[Data records]
|---|

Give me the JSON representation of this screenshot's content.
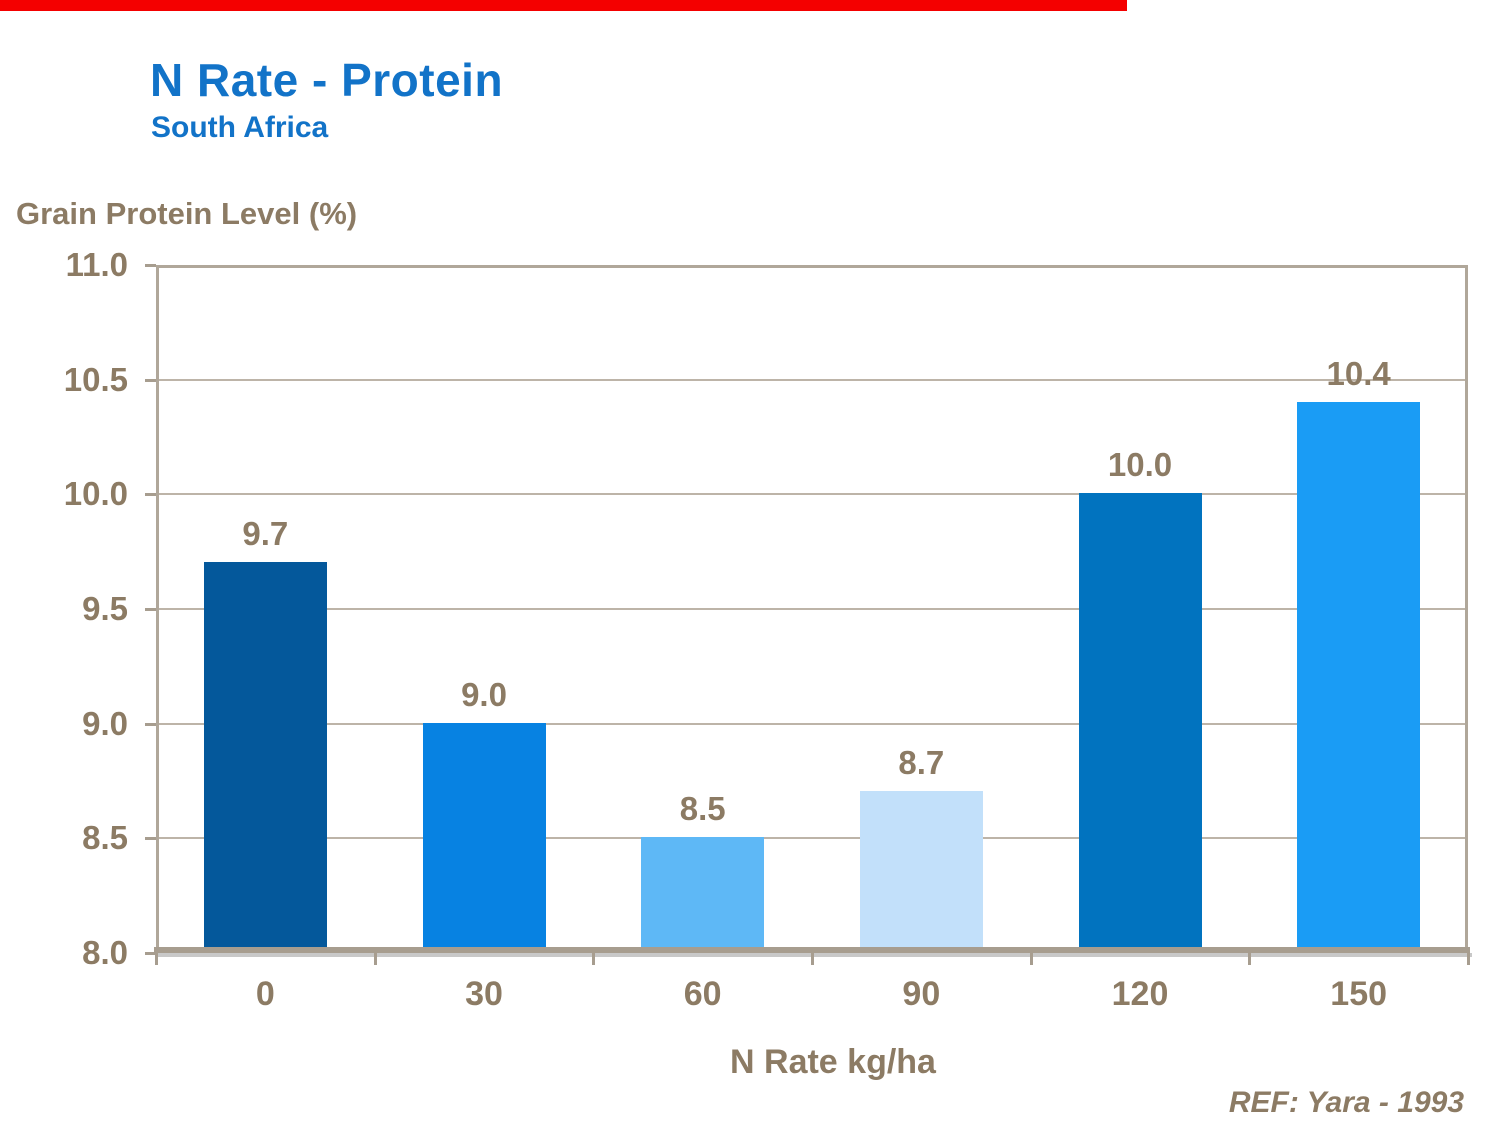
{
  "header": {
    "title": "N Rate - Protein",
    "subtitle": "South Africa",
    "accent_color": "#1273C8",
    "top_bar_color": "#F40000"
  },
  "footer": {
    "ref": "REF: Yara - 1993"
  },
  "chart_data": {
    "type": "bar",
    "title": "N Rate - Protein",
    "subtitle": "South Africa",
    "categories": [
      "0",
      "30",
      "60",
      "90",
      "120",
      "150"
    ],
    "values": [
      9.7,
      9.0,
      8.5,
      8.7,
      10.0,
      10.4
    ],
    "data_labels": [
      "9.7",
      "9.0",
      "8.5",
      "8.7",
      "10.0",
      "10.4"
    ],
    "bar_colors": [
      "#04589B",
      "#0782E2",
      "#5EB8F6",
      "#C2E0FA",
      "#0173BF",
      "#1A9CF5"
    ],
    "xlabel": "N Rate kg/ha",
    "ylabel": "Grain Protein Level (%)",
    "ylim": [
      8.0,
      11.0
    ],
    "ytick_step": 0.5,
    "ytick_labels": [
      "8.0",
      "8.5",
      "9.0",
      "9.5",
      "10.0",
      "10.5",
      "11.0"
    ],
    "grid": true,
    "legend": "none",
    "text_color": "#8C7B64",
    "gridline_color": "#BDB4A8",
    "axis_color": "#A79D8F",
    "plot_border_color": "#B0A79A"
  }
}
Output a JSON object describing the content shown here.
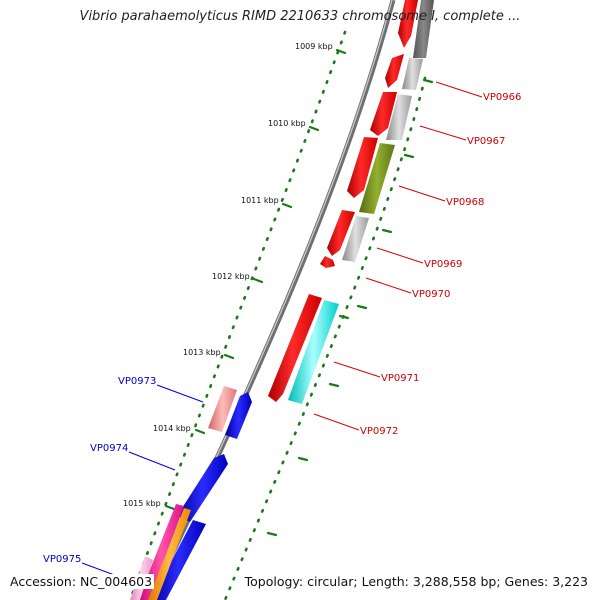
{
  "title": "Vibrio parahaemolyticus RIMD 2210633 chromosome I, complete ...",
  "footer": {
    "accession": "Accession: NC_004603",
    "summary": "Topology: circular; Length: 3,288,558 bp; Genes: 3,223"
  },
  "scale_ticks": [
    "1009 kbp",
    "1010 kbp",
    "1011 kbp",
    "1012 kbp",
    "1013 kbp",
    "1014 kbp",
    "1015 kbp"
  ],
  "gene_labels": [
    {
      "id": "VP0966",
      "color": "#cc0000"
    },
    {
      "id": "VP0967",
      "color": "#cc0000"
    },
    {
      "id": "VP0968",
      "color": "#cc0000"
    },
    {
      "id": "VP0969",
      "color": "#cc0000"
    },
    {
      "id": "VP0970",
      "color": "#cc0000"
    },
    {
      "id": "VP0971",
      "color": "#cc0000"
    },
    {
      "id": "VP0972",
      "color": "#cc0000"
    },
    {
      "id": "VP0973",
      "color": "#0000cc"
    },
    {
      "id": "VP0974",
      "color": "#0000cc"
    },
    {
      "id": "VP0975",
      "color": "#0000cc"
    }
  ],
  "colors": {
    "backbone": "#888888",
    "tick": "#1a7a1a",
    "forward_gene": "#ee0000",
    "reverse_gene": "#0000dd",
    "pseudo_gray": "#aaaaaa",
    "olive": "#7a9a1a",
    "cyan": "#00eeee",
    "salmon": "#ee8888",
    "orange": "#ff9900",
    "magenta": "#ff1493"
  }
}
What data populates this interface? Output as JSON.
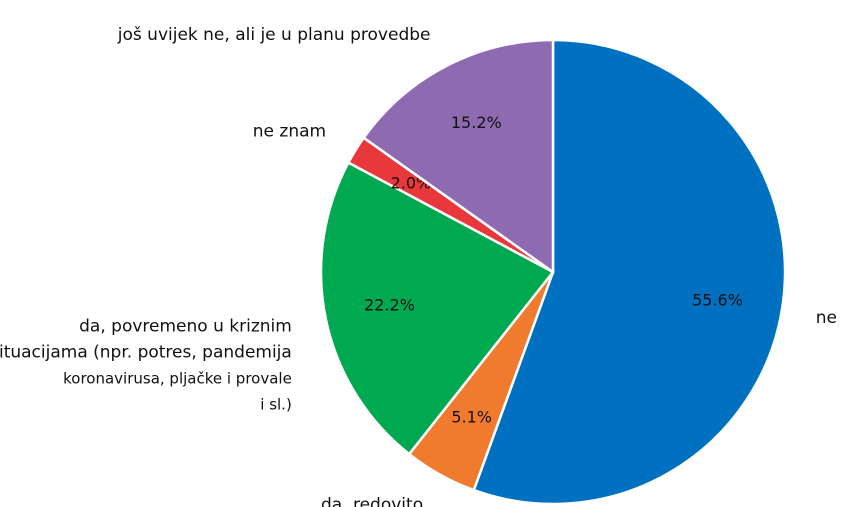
{
  "chart_data": {
    "type": "pie",
    "categories": [
      "ne",
      "da, redovito",
      "da, povremeno u kriznim\nsituacijama (npr. potres, pandemija\nkoronavirusa, pljačke i provale\ni sl.)",
      "ne znam",
      "još uvijek ne, ali je u planu provedbe"
    ],
    "values": [
      55.6,
      5.1,
      22.2,
      2.0,
      15.2
    ],
    "value_labels": [
      "55.6%",
      "5.1%",
      "22.2%",
      "2.0%",
      "15.2%"
    ],
    "colors": [
      "#0070c0",
      "#f07b2f",
      "#00a84f",
      "#e8383b",
      "#8e6bb0"
    ],
    "start_angle": 90,
    "direction": "clockwise"
  }
}
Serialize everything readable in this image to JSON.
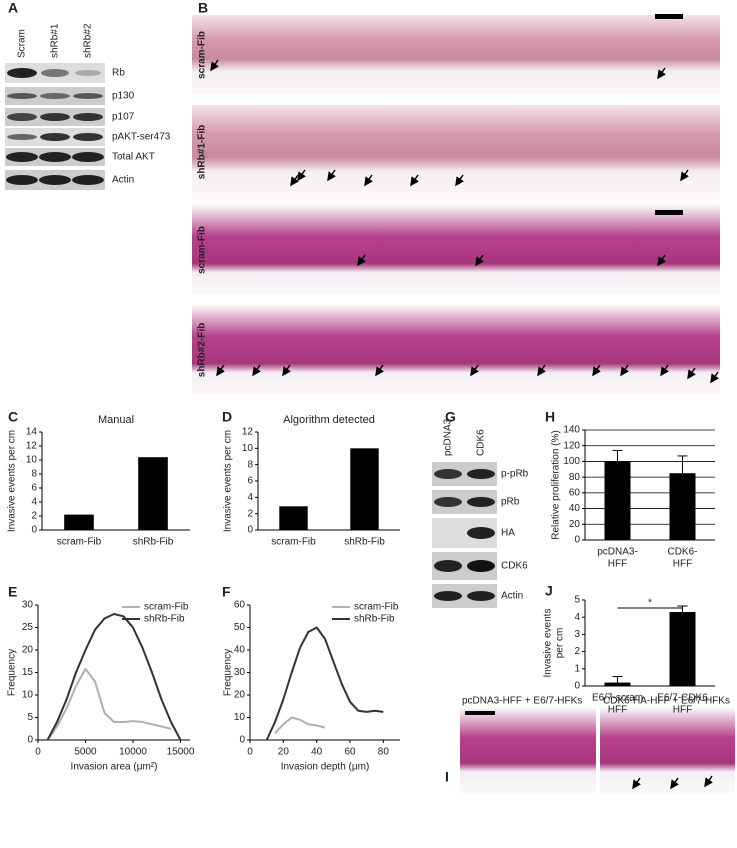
{
  "blot_A": {
    "panel": "A",
    "lanes": [
      "Scram",
      "shRb#1",
      "shRb#2"
    ],
    "proteins": [
      "Rb",
      "p130",
      "p107",
      "pAKT-ser473",
      "Total AKT",
      "Actin"
    ]
  },
  "histology_B": {
    "panel": "B",
    "labels": [
      "scram-Fib",
      "shRb#1-Fib",
      "scram-Fib",
      "shRb#2-Fib"
    ]
  },
  "blot_G": {
    "panel": "G",
    "lanes": [
      "pcDNA3",
      "CDK6"
    ],
    "proteins": [
      "p-pRb",
      "pRb",
      "HA",
      "CDK6",
      "Actin"
    ]
  },
  "panel_I": {
    "panel": "I",
    "captions": [
      "pcDNA3-HFF + E6/7-HFKs",
      "CDK6-HA-HFF + E6/7-HFKs"
    ]
  },
  "chart_data": [
    {
      "type": "bar",
      "panel": "C",
      "title": "Manual",
      "y_label": [
        "Invasive events per cm"
      ],
      "categories": [
        [
          "scram-Fib"
        ],
        [
          "shRb-Fib"
        ]
      ],
      "values": [
        2.2,
        10.4
      ],
      "color": "#000000",
      "ylim": [
        0,
        14
      ],
      "yticks": [
        0,
        2,
        4,
        6,
        8,
        10,
        12,
        14
      ],
      "grid": false
    },
    {
      "type": "bar",
      "panel": "D",
      "title": "Algorithm detected",
      "y_label": [
        "Invasive events per cm"
      ],
      "categories": [
        [
          "scram-Fib"
        ],
        [
          "shRb-Fib"
        ]
      ],
      "values": [
        2.9,
        10.0
      ],
      "color": "#000000",
      "ylim": [
        0,
        12
      ],
      "yticks": [
        0,
        2,
        4,
        6,
        8,
        10,
        12
      ],
      "grid": false
    },
    {
      "type": "line",
      "panel": "E",
      "y_label": [
        "Frequency"
      ],
      "x_label": "Invasion area (μm²)",
      "x": [
        1000,
        2000,
        3000,
        4000,
        5000,
        6000,
        7000,
        8000,
        9000,
        10000,
        11000,
        12000,
        13000,
        14000,
        15000
      ],
      "series": [
        {
          "name": "scram-Fib",
          "color": "#b0b0b0",
          "values": [
            0,
            3,
            7,
            12,
            15.8,
            13,
            6,
            4,
            4,
            4.2,
            4,
            3.5,
            3,
            2.5,
            null
          ]
        },
        {
          "name": "shRb-Fib",
          "color": "#333333",
          "values": [
            0,
            4,
            9,
            15,
            20,
            24.5,
            27,
            28,
            27.5,
            25,
            20.5,
            15,
            9,
            4,
            0
          ]
        }
      ],
      "xlim": [
        0,
        16000
      ],
      "xticks": [
        0,
        5000,
        10000,
        15000
      ],
      "ylim": [
        0,
        30
      ],
      "yticks": [
        0,
        5,
        10,
        15,
        20,
        25,
        30
      ],
      "legend": "upper right"
    },
    {
      "type": "line",
      "panel": "F",
      "y_label": [
        "Frequency"
      ],
      "x_label": "Invasion depth (μm)",
      "x": [
        10,
        15,
        20,
        25,
        30,
        35,
        40,
        45,
        50,
        55,
        60,
        65,
        70,
        75,
        80
      ],
      "series": [
        {
          "name": "scram-Fib",
          "color": "#b0b0b0",
          "values": [
            null,
            3,
            7,
            10,
            9,
            7,
            6.5,
            5.5,
            null,
            null,
            null,
            null,
            null,
            null,
            null
          ]
        },
        {
          "name": "shRb-Fib",
          "color": "#333333",
          "values": [
            0,
            8,
            18,
            30,
            41,
            48,
            50,
            45,
            35,
            25,
            17,
            13,
            12.5,
            13,
            12.5
          ]
        }
      ],
      "xlim": [
        0,
        90
      ],
      "xticks": [
        0,
        20,
        40,
        60,
        80
      ],
      "ylim": [
        0,
        60
      ],
      "yticks": [
        0,
        10,
        20,
        30,
        40,
        50,
        60
      ],
      "legend": "upper right"
    },
    {
      "type": "bar",
      "panel": "H",
      "y_label": [
        "Relative proliferation (%)"
      ],
      "categories": [
        [
          "pcDNA3-",
          "HFF"
        ],
        [
          "CDK6-",
          "HFF"
        ]
      ],
      "values": [
        100,
        85
      ],
      "errors": [
        14,
        22
      ],
      "color": "#000000",
      "ylim": [
        0,
        140
      ],
      "yticks": [
        0,
        20,
        40,
        60,
        80,
        100,
        120,
        140
      ],
      "grid": true
    },
    {
      "type": "bar",
      "panel": "J",
      "y_label": [
        "Invasive events",
        "per cm"
      ],
      "categories": [
        [
          "E6/7-scram",
          "HFF"
        ],
        [
          "E6/7-CDK6",
          "HFF"
        ]
      ],
      "values": [
        0.2,
        4.3
      ],
      "errors": [
        0.35,
        0.35
      ],
      "color": "#000000",
      "ylim": [
        0,
        5
      ],
      "yticks": [
        0,
        1,
        2,
        3,
        4,
        5
      ],
      "grid": false,
      "annotation": "*"
    }
  ]
}
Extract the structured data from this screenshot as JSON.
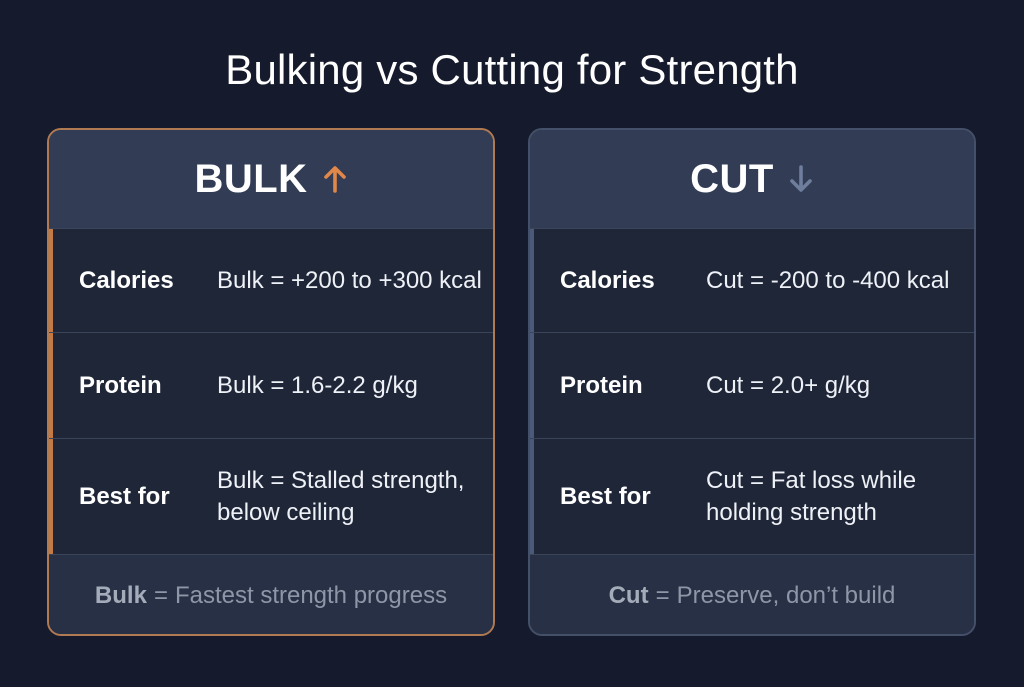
{
  "title": "Bulking vs Cutting for Strength",
  "colors": {
    "bulk_accent": "#c47a45",
    "cut_accent": "#4a5a78",
    "background": "#151b2c"
  },
  "cards": [
    {
      "heading": "BULK",
      "icon": "arrow-up-icon",
      "rows": [
        {
          "label": "Calories",
          "value": "Bulk = +200 to +300 kcal"
        },
        {
          "label": "Protein",
          "value": "Bulk = 1.6-2.2 g/kg"
        },
        {
          "label": "Best for",
          "value": "Bulk = Stalled strength, below ceiling"
        }
      ],
      "footer": {
        "key": "Bulk",
        "sep": "=",
        "text": "Fastest strength progress"
      }
    },
    {
      "heading": "CUT",
      "icon": "arrow-down-icon",
      "rows": [
        {
          "label": "Calories",
          "value": "Cut = -200 to -400 kcal"
        },
        {
          "label": "Protein",
          "value": "Cut = 2.0+ g/kg"
        },
        {
          "label": "Best for",
          "value": "Cut = Fat loss while holding strength"
        }
      ],
      "footer": {
        "key": "Cut",
        "sep": "=",
        "text": "Preserve, don’t build"
      }
    }
  ]
}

|---|

== WHAT IS NEEDED ==
Print, exactly and only, the lines running from the line with "Extract the structured" through the last line of the data, including both. Skip any picture.

== TASK SOLUTION ==
Extract the structured data from this screenshot as JSON.
{
  "title": "Bulking vs Cutting for Strength",
  "colors": {
    "bulk_accent": "#c47a45",
    "cut_accent": "#4a5a78",
    "background": "#151b2c"
  },
  "cards": [
    {
      "heading": "BULK",
      "icon": "arrow-up-icon",
      "rows": [
        {
          "label": "Calories",
          "value": "Bulk = +200 to +300 kcal"
        },
        {
          "label": "Protein",
          "value": "Bulk = 1.6-2.2 g/kg"
        },
        {
          "label": "Best for",
          "value": "Bulk = Stalled strength, below ceiling"
        }
      ],
      "footer": {
        "key": "Bulk",
        "sep": "=",
        "text": "Fastest strength progress"
      }
    },
    {
      "heading": "CUT",
      "icon": "arrow-down-icon",
      "rows": [
        {
          "label": "Calories",
          "value": "Cut = -200 to -400 kcal"
        },
        {
          "label": "Protein",
          "value": "Cut = 2.0+ g/kg"
        },
        {
          "label": "Best for",
          "value": "Cut = Fat loss while holding strength"
        }
      ],
      "footer": {
        "key": "Cut",
        "sep": "=",
        "text": "Preserve, don’t build"
      }
    }
  ]
}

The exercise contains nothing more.